GIVEN PROBLEM: In the records below, count every line containing "JSON". Reply with the number only.

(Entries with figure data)

+ + + + + + +

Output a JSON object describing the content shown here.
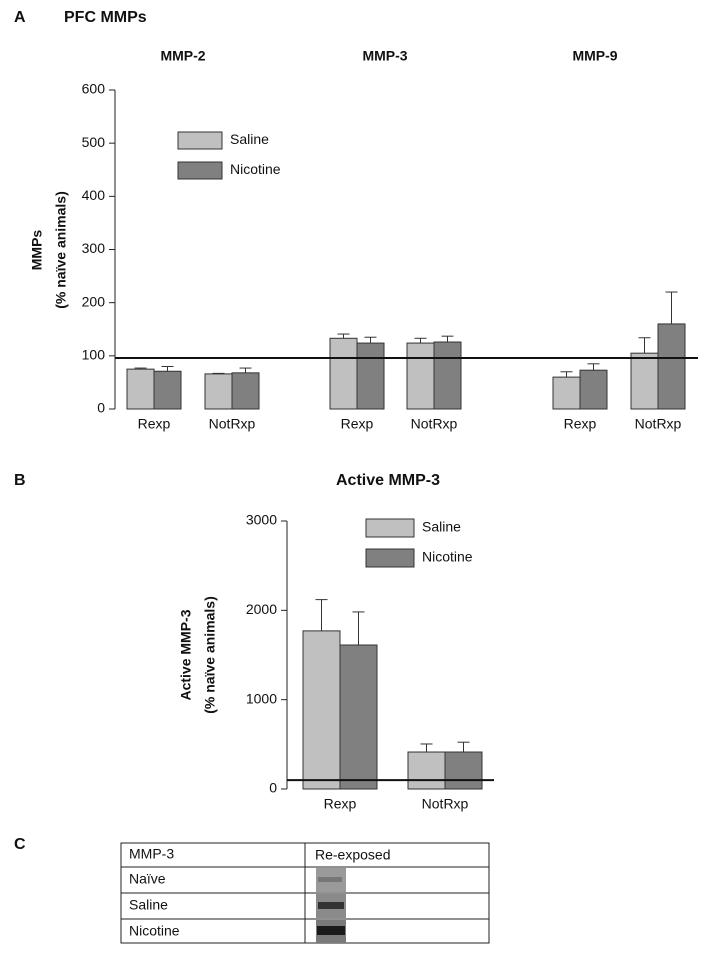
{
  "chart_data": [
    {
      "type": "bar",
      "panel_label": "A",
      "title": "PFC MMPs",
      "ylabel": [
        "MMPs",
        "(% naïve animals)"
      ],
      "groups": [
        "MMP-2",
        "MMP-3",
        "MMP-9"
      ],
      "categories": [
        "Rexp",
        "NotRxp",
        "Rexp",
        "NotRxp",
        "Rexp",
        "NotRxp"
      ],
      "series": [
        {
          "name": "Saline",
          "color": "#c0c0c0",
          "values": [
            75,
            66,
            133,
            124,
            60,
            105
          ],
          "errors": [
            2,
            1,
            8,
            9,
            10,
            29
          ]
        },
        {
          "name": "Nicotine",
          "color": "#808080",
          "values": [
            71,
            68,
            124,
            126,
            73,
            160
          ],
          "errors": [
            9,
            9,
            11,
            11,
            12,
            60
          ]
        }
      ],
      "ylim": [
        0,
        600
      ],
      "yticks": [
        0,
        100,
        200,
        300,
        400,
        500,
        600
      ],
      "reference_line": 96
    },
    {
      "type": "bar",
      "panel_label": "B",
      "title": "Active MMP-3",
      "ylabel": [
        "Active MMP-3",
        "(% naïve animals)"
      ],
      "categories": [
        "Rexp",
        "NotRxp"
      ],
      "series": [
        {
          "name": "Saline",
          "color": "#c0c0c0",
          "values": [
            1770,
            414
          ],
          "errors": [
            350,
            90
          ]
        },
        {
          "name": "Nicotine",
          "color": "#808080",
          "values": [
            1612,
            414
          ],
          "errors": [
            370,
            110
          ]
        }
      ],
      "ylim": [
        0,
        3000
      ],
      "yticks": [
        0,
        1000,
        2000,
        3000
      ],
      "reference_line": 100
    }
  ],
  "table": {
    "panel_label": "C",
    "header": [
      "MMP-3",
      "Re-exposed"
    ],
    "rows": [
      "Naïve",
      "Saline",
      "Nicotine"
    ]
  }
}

+ + + + + + +

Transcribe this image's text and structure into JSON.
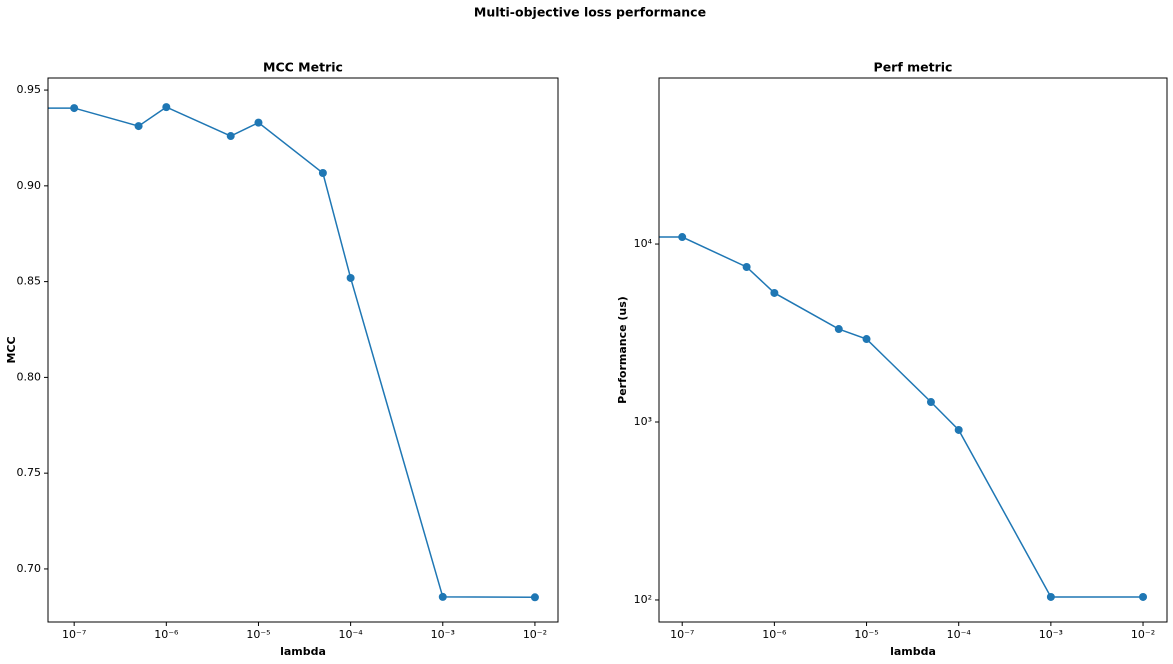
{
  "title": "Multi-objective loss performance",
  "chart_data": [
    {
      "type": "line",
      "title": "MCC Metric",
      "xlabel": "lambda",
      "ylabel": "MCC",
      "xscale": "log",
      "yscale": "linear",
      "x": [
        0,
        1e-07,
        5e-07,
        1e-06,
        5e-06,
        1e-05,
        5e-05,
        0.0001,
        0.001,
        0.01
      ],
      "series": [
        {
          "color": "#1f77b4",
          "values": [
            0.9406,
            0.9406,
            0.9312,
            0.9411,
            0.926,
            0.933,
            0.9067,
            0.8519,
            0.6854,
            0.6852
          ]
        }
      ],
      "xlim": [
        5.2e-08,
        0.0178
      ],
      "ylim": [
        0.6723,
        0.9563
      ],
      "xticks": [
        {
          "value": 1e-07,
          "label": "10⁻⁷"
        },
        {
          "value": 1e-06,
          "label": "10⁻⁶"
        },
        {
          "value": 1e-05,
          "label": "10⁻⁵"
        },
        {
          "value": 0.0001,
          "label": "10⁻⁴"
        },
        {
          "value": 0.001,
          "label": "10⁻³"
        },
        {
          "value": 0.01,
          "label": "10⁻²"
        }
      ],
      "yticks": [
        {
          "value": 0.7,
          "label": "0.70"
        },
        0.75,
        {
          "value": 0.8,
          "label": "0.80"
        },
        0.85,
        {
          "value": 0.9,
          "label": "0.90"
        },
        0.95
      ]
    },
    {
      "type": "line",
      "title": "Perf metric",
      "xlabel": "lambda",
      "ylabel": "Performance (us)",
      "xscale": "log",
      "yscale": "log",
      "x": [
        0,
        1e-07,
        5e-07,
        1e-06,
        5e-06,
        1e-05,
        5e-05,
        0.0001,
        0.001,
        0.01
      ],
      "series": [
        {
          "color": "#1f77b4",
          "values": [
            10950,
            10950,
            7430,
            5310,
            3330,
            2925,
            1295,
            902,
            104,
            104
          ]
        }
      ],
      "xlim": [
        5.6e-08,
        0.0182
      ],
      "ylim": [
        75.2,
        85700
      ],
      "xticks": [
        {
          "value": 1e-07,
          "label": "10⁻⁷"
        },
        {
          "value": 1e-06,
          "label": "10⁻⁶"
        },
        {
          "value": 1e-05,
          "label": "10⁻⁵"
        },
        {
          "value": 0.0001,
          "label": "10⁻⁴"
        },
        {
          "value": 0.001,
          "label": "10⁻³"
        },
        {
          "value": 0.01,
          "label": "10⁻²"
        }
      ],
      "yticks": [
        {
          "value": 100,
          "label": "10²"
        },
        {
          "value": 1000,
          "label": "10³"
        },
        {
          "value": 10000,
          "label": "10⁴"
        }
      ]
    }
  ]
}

+ + + + + + +

THE REPLY: 2